Data supplied

--

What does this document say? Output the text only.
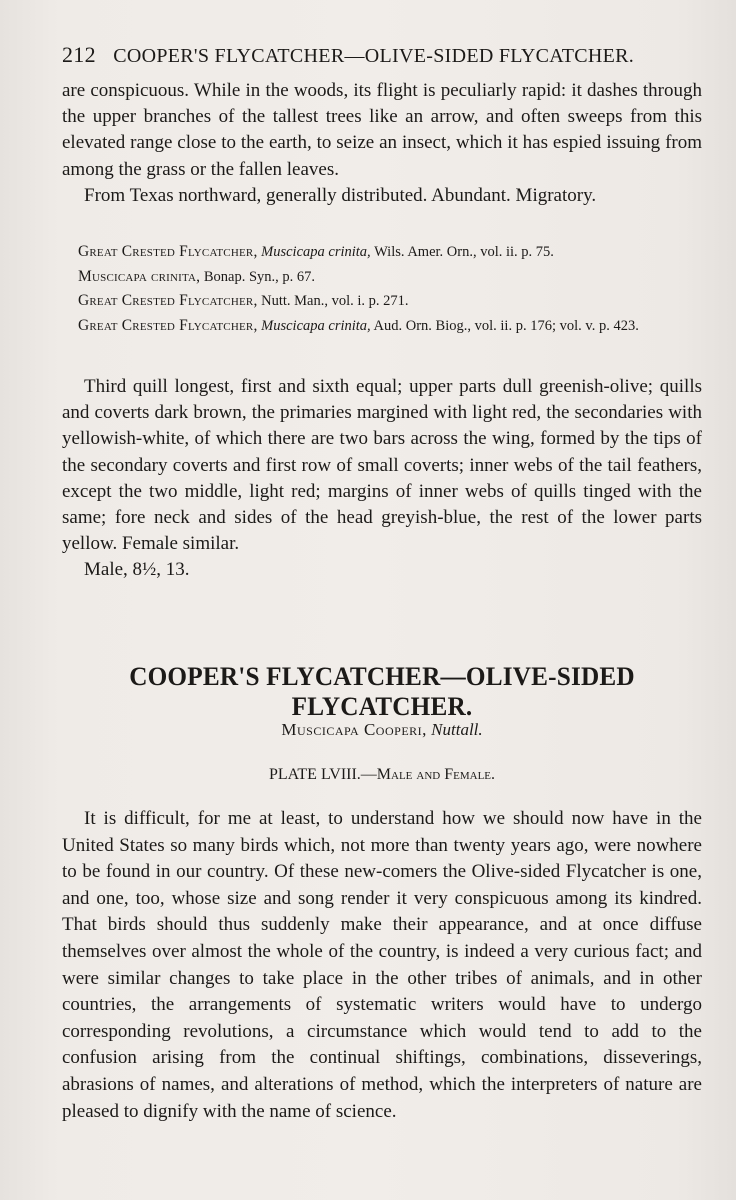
212 COOPER'S FLYCATCHER—OLIVE-SIDED FLYCATCHER.

are conspicuous. While in the woods, its flight is peculiarly rapid: it dashes through the upper branches of the tallest trees like an arrow, and often sweeps from this elevated range close to the earth, to seize an insect, which it has espied issuing from among the grass or the fallen leaves.

From Texas northward, generally distributed. Abundant. Migratory.

Great Crested Flycatcher, Muscicapa crinita, Wils. Amer. Orn., vol. ii. p. 75.
Muscicapa crinita, Bonap. Syn., p. 67.
Great Crested Flycatcher, Nutt. Man., vol. i. p. 271.
Great Crested Flycatcher, Muscicapa crinita, Aud. Orn. Biog., vol. ii. p. 176; vol. v. p. 423.

Third quill longest, first and sixth equal; upper parts dull greenish-olive; quills and coverts dark brown, the primaries margined with light red, the secondaries with yellowish-white, of which there are two bars across the wing, formed by the tips of the secondary coverts and first row of small coverts; inner webs of the tail feathers, except the two middle, light red; margins of inner webs of quills tinged with the same; fore neck and sides of the head greyish-blue, the rest of the lower parts yellow. Female similar.

Male, 8½, 13.

COOPER'S FLYCATCHER—OLIVE-SIDED FLYCATCHER.
Muscicapa Cooperi, Nuttall.
PLATE LVIII.—Male and Female.

It is difficult, for me at least, to understand how we should now have in the United States so many birds which, not more than twenty years ago, were nowhere to be found in our country. Of these new-comers the Olive-sided Flycatcher is one, and one, too, whose size and song render it very conspicuous among its kindred. That birds should thus suddenly make their appearance, and at once diffuse themselves over almost the whole of the country, is indeed a very curious fact; and were similar changes to take place in the other tribes of animals, and in other countries, the arrangements of systematic writers would have to undergo corresponding revolutions, a circumstance which would tend to add to the confusion arising from the continual shiftings, combinations, disseverings, abrasions of names, and alterations of method, which the interpreters of nature are pleased to dignify with the name of science.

--

Job
Each line with the string "this" in it needs to be found and copied.

Exercise output
What does this document say? Output the text only.
are conspicuous. While in the woods, its flight is peculiarly rapid: it dashes through the upper branches of the tallest trees like an arrow, and often sweeps from this elevated range close to the earth, to seize an insect, which it has espied issuing from among the grass or the fallen leaves.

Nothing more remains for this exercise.